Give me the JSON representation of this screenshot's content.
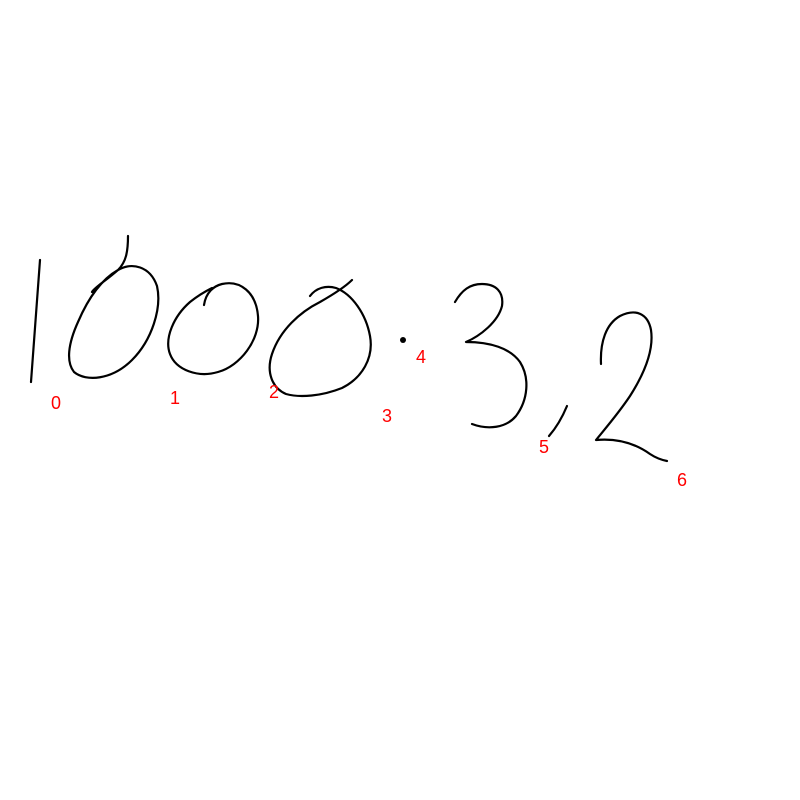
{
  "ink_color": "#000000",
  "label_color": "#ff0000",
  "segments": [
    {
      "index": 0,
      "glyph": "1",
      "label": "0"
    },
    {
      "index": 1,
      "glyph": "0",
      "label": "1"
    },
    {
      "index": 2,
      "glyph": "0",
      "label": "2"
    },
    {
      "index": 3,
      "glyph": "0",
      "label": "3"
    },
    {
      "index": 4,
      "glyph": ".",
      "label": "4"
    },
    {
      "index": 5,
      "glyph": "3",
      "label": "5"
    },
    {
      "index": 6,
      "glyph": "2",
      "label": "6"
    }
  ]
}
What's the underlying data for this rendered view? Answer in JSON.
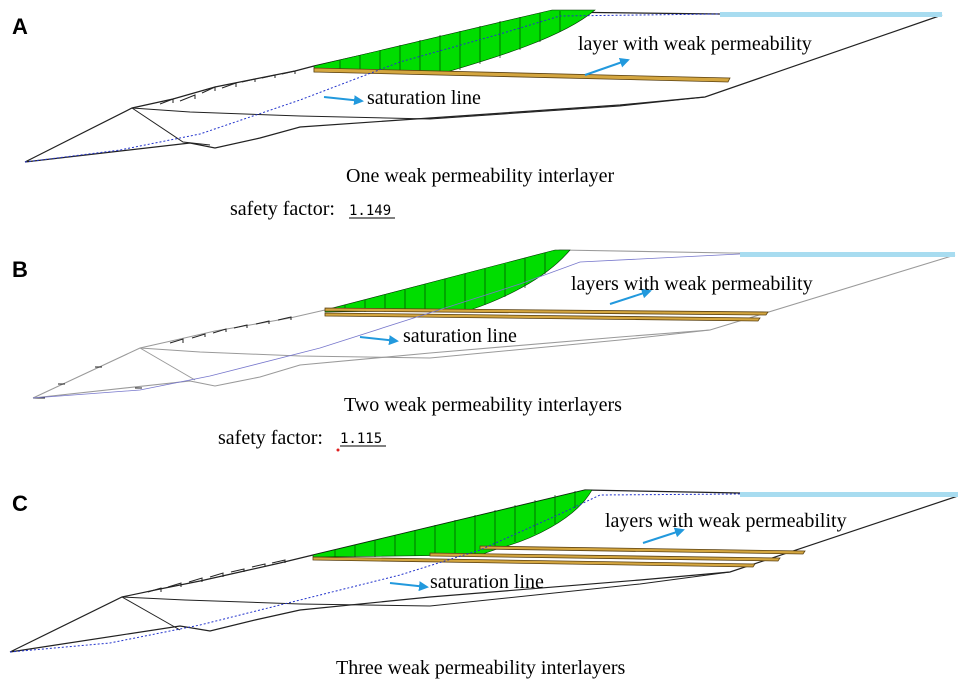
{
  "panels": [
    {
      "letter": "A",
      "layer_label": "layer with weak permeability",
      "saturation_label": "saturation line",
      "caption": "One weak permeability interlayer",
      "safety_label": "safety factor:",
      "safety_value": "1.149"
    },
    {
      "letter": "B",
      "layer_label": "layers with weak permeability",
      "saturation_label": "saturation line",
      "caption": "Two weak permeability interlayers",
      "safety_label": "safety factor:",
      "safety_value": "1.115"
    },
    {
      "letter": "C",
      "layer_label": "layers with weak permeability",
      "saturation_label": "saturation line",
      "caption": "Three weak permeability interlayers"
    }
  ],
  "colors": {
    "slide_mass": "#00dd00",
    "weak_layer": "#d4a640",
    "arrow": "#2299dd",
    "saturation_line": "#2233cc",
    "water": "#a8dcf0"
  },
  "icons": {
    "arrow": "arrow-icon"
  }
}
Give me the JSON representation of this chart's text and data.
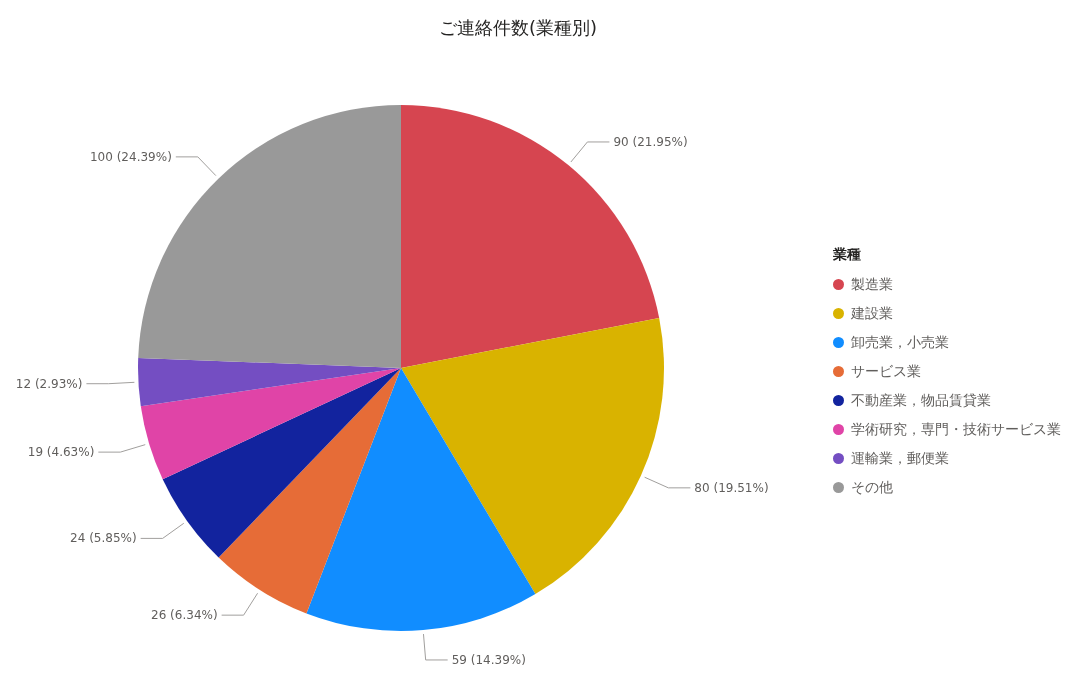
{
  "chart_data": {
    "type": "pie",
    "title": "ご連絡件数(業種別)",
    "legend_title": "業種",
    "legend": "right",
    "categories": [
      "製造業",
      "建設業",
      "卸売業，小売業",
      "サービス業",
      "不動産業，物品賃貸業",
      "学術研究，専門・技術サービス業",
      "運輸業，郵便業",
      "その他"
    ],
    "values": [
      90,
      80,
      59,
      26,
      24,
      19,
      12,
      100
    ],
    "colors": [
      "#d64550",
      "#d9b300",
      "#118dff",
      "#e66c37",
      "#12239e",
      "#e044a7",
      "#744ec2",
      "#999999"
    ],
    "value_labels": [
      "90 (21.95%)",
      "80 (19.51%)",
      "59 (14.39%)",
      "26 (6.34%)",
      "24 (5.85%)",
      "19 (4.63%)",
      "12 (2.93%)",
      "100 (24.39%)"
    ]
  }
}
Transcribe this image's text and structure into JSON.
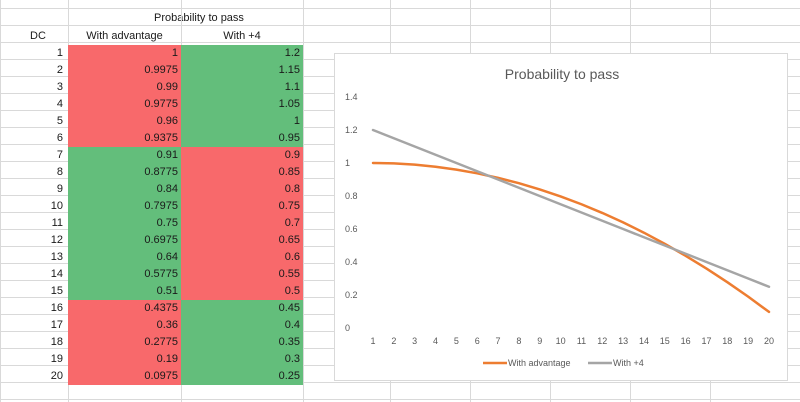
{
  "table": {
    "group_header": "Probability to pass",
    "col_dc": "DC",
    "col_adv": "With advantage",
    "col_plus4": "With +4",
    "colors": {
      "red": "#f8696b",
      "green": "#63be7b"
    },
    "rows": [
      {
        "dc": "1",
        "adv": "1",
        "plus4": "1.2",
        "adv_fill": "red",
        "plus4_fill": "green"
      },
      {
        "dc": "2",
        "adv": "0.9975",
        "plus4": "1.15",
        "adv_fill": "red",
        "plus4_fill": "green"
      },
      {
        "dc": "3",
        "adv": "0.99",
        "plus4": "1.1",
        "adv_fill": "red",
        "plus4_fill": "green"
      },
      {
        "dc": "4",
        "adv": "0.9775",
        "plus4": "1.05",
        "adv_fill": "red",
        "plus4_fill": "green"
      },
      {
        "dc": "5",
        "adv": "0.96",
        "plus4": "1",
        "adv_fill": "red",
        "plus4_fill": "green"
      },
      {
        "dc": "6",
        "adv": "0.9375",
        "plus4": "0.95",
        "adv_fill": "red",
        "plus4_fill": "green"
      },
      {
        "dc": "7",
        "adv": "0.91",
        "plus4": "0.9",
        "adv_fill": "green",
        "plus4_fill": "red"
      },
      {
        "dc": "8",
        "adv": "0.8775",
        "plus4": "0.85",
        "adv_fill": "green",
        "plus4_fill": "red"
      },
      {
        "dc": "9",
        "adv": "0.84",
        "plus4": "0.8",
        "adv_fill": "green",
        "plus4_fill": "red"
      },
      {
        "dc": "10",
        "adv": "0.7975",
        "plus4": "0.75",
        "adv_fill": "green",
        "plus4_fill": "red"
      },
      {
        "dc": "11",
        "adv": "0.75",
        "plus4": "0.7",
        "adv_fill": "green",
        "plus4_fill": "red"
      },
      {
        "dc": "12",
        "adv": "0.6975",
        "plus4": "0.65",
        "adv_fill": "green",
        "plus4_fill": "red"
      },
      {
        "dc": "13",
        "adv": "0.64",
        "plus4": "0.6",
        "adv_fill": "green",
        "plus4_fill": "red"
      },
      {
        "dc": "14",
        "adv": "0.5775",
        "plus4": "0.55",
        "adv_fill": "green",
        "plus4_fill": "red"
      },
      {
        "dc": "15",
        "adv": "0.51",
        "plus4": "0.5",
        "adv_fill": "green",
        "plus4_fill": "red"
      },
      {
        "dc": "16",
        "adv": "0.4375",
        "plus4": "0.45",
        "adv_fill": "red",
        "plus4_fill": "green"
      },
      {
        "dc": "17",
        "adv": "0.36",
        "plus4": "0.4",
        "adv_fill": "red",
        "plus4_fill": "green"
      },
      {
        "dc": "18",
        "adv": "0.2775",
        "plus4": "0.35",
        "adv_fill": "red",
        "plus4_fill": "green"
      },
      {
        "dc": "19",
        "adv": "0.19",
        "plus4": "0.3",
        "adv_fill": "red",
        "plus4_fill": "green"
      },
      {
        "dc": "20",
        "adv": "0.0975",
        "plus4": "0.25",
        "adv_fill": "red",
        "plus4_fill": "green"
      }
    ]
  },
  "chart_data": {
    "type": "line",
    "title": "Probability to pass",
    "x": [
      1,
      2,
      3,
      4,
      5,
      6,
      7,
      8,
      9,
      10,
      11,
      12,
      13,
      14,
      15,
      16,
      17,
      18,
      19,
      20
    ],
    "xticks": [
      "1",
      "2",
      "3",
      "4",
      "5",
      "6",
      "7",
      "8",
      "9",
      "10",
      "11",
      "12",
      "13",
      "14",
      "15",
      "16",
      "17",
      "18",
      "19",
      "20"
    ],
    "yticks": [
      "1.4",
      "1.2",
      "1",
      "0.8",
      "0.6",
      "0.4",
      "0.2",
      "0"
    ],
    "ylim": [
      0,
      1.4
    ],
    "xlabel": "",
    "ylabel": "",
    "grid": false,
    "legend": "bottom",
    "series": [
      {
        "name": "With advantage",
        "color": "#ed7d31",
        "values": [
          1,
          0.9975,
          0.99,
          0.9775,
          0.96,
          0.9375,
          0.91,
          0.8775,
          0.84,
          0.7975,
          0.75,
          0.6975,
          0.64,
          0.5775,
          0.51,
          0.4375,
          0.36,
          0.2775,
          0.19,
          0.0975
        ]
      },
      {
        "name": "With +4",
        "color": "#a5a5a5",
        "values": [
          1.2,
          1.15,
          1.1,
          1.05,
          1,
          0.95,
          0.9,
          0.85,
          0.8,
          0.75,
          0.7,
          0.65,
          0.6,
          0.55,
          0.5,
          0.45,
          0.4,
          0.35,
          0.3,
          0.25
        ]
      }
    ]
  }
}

> Stated goal
Look through the records and gather each line with the word "caption".

> Solution for this task
      "caption": "One weak permeability interlayer",
      "caption": "Two weak permeability interlayers",
      "caption": "Three weak permeability interlayers"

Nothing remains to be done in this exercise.